**Exercise instructions**
Gather the lines from the material that contain "loss".
--- begin Provided entries ---
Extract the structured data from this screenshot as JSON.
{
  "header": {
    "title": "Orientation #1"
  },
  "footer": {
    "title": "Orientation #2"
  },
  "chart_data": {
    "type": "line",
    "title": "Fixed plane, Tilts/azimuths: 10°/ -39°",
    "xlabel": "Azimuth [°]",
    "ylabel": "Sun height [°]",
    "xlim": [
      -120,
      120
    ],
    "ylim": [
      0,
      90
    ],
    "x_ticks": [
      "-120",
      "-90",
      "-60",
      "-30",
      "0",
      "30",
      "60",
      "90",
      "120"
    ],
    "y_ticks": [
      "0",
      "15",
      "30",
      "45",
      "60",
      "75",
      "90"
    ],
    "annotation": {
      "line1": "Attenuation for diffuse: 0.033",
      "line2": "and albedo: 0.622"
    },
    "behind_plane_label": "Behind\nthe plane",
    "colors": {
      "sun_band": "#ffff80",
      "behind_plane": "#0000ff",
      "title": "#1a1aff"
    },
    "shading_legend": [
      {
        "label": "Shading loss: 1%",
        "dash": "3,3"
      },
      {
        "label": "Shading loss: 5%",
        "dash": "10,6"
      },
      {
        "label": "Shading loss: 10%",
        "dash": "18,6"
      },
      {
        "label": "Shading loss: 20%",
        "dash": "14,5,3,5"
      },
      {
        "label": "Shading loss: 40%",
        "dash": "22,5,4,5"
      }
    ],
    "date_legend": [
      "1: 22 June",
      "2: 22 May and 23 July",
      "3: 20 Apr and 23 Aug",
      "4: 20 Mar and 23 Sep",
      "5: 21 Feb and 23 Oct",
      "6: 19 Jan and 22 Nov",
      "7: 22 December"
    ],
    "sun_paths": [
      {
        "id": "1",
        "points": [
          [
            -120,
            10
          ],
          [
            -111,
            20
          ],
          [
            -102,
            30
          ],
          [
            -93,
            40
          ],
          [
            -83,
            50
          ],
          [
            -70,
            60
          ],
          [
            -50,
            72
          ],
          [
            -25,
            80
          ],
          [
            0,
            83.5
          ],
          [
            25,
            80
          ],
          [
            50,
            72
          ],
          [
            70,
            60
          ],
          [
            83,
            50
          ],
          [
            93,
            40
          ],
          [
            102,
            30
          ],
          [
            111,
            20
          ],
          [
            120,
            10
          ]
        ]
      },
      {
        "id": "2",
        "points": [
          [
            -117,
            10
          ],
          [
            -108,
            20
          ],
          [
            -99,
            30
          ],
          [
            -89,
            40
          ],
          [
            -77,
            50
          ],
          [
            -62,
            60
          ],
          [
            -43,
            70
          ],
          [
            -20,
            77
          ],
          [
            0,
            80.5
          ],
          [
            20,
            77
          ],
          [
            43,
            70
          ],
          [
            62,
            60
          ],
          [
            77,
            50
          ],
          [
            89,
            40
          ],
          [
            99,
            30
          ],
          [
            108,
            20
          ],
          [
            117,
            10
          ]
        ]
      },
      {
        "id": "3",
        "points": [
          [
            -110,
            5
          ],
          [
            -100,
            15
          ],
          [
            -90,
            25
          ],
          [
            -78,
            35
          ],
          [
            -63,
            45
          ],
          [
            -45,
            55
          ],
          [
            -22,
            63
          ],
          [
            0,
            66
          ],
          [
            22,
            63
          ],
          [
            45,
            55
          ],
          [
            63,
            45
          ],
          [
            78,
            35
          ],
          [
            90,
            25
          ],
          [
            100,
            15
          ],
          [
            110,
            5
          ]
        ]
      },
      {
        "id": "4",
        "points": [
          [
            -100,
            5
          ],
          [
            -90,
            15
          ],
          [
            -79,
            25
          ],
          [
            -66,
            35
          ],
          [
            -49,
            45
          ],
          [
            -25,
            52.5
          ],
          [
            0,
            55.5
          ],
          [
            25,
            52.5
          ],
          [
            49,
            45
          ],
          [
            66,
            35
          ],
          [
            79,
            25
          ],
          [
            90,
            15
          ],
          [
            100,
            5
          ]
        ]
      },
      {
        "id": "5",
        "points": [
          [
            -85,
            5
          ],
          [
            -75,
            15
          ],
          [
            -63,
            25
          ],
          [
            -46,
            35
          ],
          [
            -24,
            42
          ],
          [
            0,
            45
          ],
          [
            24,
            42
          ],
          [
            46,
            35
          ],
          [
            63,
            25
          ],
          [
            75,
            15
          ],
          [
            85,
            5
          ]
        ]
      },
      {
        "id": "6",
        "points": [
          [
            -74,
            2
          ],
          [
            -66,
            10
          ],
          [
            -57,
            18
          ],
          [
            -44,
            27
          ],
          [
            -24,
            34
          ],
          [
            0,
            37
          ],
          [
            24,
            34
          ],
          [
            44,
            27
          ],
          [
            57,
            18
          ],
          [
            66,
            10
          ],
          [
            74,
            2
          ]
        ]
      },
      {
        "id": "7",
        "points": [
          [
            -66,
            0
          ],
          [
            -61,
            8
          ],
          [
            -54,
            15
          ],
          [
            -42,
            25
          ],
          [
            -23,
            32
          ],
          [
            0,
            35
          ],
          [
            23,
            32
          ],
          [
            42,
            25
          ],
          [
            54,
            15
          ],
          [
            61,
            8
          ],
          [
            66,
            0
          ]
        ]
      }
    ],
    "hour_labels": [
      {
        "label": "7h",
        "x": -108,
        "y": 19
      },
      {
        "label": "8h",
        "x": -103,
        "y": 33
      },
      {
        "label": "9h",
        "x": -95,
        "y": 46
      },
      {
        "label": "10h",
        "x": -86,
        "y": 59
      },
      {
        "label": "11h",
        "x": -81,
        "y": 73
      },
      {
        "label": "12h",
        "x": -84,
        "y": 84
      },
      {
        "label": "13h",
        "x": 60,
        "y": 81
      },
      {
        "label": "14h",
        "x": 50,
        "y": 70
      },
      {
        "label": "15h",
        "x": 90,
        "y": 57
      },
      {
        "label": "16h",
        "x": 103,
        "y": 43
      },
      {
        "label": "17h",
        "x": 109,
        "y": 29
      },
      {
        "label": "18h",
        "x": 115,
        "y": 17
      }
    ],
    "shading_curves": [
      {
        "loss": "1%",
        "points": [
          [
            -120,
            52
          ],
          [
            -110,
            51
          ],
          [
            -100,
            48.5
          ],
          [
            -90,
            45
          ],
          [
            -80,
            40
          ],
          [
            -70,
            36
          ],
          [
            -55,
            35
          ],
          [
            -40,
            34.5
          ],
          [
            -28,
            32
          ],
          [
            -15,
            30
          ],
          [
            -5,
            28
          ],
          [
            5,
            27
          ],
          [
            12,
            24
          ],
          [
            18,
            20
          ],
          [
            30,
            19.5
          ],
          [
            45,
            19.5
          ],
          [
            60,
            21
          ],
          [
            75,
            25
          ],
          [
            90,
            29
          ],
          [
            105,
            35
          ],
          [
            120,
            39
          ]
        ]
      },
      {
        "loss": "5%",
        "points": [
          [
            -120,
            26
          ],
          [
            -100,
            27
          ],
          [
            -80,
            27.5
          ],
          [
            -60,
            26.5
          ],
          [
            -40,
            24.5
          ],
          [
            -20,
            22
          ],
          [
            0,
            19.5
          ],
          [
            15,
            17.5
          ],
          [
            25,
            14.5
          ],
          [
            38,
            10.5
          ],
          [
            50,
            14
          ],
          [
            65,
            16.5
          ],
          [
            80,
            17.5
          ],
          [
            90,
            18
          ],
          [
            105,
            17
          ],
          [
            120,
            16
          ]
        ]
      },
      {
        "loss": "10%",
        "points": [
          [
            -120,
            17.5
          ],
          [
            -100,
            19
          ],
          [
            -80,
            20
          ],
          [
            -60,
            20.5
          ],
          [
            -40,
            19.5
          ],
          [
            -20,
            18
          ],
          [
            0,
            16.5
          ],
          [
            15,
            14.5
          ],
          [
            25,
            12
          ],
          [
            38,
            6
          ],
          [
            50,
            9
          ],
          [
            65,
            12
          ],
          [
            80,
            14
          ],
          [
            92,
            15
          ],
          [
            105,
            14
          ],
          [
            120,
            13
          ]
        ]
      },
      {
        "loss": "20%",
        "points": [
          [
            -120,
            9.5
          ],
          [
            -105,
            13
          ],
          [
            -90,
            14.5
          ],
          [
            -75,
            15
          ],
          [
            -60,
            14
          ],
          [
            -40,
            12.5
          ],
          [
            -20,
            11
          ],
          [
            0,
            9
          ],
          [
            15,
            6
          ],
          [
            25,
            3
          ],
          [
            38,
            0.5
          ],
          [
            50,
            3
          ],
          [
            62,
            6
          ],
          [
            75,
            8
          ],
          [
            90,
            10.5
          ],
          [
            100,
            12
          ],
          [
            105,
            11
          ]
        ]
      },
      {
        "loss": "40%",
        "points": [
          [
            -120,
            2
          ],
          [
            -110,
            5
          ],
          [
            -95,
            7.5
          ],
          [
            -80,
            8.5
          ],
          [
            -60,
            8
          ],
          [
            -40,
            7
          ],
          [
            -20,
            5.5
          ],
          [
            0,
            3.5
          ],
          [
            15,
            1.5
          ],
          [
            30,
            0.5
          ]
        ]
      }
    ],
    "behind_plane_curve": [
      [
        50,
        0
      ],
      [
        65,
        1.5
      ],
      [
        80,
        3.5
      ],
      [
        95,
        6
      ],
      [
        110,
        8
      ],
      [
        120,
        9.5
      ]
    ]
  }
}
--- end Provided entries ---
**Answer to this exercise**
        "label": "Shading loss: 1%",
        "label": "Shading loss: 5%",
        "label": "Shading loss: 10%",
        "label": "Shading loss: 20%",
        "label": "Shading loss: 40%",
        "loss": "1%",
        "loss": "5%",
        "loss": "10%",
        "loss": "20%",
        "loss": "40%",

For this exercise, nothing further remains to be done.